>> begin Data supplied

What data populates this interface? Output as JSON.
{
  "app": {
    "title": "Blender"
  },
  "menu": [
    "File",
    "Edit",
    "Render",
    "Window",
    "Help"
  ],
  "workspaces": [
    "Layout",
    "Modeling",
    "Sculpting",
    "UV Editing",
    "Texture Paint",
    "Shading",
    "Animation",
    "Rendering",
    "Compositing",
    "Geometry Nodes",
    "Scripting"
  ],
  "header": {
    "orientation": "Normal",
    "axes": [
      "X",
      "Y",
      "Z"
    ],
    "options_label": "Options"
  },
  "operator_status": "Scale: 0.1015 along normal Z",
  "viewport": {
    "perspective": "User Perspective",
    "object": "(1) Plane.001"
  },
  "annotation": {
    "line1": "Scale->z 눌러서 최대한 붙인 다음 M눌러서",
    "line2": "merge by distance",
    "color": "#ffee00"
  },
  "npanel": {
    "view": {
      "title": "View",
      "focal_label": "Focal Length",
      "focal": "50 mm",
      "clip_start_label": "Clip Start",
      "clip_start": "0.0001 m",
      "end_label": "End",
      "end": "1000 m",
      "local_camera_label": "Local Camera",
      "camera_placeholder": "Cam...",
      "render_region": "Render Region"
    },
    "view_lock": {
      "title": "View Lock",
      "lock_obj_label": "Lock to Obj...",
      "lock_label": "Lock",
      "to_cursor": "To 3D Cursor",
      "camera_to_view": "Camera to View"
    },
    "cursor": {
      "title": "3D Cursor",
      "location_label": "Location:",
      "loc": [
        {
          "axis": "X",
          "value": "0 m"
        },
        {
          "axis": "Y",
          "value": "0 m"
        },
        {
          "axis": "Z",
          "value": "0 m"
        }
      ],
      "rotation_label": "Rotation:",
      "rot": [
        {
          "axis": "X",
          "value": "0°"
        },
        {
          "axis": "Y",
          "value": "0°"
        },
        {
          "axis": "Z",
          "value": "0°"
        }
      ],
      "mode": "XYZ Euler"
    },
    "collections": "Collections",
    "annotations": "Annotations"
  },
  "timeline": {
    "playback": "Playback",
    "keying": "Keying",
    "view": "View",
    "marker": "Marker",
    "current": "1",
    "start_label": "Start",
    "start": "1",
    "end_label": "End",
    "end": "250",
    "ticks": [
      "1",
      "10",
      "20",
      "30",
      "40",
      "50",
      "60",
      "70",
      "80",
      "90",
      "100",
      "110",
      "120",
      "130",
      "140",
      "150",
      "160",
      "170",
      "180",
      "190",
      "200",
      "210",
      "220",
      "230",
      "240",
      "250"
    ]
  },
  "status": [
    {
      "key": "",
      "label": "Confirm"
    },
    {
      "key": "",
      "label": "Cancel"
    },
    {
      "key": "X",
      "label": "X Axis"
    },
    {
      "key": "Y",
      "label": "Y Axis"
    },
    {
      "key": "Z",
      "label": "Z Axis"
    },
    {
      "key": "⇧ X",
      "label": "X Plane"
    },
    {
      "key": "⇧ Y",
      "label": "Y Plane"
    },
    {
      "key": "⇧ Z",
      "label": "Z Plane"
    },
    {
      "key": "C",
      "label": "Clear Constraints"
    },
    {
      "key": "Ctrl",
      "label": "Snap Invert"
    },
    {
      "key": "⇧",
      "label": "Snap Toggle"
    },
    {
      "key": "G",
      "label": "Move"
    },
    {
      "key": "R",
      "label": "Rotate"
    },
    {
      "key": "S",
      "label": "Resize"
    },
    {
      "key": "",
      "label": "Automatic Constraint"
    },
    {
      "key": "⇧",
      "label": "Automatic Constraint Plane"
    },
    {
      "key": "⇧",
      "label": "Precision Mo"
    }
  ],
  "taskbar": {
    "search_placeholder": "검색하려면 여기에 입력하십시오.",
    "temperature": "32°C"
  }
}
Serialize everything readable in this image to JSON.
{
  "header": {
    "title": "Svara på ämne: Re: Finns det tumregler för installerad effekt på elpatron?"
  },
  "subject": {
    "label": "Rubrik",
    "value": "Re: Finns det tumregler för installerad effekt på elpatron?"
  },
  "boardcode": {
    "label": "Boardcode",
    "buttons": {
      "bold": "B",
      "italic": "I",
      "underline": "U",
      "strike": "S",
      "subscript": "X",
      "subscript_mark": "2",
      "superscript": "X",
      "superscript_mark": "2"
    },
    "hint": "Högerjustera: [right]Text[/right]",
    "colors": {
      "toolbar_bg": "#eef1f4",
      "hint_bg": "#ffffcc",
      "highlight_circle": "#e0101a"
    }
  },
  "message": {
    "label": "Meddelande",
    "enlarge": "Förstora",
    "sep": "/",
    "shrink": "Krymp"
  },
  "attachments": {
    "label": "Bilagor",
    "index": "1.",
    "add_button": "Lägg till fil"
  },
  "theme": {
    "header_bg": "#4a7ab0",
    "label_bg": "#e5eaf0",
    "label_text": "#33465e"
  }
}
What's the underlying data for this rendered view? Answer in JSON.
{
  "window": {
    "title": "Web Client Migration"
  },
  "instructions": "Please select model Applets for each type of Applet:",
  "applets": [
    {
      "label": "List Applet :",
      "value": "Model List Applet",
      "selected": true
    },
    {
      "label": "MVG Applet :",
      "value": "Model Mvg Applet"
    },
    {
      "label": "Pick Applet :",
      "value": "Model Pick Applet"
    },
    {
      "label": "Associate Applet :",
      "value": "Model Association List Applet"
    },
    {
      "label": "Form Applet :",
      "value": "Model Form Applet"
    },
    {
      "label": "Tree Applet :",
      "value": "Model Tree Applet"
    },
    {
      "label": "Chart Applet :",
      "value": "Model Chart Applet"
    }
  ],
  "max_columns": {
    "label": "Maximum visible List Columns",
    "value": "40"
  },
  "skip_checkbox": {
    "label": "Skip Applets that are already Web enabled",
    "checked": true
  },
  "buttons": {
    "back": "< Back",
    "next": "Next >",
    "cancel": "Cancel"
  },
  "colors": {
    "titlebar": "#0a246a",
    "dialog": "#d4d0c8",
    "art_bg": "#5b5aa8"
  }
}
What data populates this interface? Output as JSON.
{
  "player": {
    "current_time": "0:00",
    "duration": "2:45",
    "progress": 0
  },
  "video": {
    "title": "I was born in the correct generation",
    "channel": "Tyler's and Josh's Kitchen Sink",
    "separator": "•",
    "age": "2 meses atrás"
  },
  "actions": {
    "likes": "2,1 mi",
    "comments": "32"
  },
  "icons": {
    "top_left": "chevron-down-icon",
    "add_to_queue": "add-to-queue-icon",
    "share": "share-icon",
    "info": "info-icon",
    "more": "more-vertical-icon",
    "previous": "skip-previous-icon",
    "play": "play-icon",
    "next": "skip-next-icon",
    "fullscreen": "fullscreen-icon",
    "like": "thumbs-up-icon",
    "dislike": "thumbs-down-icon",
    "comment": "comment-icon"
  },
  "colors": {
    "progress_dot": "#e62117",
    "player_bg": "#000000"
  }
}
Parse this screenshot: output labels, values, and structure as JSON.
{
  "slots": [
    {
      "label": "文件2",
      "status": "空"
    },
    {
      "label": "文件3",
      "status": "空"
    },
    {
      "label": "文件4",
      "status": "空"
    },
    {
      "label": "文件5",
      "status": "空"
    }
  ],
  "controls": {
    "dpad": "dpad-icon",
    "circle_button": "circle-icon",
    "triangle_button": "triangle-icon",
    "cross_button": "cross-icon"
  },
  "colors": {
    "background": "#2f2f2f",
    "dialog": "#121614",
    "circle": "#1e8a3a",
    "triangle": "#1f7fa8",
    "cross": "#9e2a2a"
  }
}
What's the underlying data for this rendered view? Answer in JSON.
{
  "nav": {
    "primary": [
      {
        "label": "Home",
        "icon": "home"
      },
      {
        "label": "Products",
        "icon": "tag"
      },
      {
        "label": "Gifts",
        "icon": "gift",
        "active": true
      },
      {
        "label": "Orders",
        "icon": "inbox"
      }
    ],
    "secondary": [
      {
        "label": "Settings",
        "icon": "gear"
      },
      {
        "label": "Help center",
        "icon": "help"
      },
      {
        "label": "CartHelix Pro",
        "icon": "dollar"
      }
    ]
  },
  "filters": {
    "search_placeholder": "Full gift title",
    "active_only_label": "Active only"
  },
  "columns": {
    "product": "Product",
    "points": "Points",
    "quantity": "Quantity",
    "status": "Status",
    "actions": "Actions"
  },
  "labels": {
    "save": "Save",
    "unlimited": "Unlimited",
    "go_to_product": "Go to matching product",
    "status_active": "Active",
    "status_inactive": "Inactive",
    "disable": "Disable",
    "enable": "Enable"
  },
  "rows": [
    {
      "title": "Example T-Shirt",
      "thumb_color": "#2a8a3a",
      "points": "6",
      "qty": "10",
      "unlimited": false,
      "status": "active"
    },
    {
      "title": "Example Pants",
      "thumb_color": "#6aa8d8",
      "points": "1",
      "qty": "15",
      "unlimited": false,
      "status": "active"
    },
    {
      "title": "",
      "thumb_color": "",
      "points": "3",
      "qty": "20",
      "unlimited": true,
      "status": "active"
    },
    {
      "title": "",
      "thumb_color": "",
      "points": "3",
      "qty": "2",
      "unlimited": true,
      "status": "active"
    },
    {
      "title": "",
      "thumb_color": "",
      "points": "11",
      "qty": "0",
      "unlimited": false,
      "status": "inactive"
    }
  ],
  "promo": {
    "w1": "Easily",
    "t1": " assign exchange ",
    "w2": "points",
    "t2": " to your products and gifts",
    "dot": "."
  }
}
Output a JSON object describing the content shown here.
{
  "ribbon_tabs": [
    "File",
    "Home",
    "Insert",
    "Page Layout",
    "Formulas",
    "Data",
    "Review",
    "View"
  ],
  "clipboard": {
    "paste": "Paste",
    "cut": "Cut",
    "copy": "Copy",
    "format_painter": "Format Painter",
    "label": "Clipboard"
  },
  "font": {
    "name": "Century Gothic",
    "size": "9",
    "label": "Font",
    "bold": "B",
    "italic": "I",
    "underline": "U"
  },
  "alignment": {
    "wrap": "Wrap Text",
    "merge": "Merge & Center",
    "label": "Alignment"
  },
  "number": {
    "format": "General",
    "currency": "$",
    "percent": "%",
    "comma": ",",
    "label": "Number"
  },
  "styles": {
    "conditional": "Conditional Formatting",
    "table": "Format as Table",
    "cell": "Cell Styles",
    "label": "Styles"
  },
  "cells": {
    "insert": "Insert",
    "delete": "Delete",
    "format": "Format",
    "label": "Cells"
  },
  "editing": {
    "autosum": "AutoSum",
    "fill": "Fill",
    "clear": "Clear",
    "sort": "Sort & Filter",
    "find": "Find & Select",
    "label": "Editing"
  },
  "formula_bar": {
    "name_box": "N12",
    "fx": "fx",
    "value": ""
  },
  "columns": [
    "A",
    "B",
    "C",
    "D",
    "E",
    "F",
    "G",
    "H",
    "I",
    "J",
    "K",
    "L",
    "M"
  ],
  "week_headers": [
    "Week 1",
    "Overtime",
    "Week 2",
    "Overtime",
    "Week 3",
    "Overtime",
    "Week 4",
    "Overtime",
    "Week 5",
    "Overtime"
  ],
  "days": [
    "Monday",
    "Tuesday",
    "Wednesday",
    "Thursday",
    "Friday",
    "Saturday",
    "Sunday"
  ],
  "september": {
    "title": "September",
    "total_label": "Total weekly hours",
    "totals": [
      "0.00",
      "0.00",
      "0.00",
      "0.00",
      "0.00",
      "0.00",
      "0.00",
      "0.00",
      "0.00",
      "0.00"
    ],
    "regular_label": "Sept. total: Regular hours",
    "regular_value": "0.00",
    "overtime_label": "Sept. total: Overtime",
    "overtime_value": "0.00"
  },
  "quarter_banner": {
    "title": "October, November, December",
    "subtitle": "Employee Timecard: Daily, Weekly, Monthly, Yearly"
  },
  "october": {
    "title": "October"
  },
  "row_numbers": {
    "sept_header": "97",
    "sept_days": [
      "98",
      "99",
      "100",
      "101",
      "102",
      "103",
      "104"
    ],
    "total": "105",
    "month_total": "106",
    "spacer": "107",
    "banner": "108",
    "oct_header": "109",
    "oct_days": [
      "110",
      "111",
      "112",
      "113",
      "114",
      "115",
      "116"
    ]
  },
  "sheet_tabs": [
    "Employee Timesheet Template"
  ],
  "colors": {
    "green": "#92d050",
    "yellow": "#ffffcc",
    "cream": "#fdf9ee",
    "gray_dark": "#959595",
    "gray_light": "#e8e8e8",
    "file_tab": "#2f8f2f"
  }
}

>> end Data supplied

Pull out all lines of the data with the string "points".

    "points": "Points",
      "points": "6",
      "points": "1",
      "points": "3",
      "points": "3",
      "points": "11",
    "w2": "points",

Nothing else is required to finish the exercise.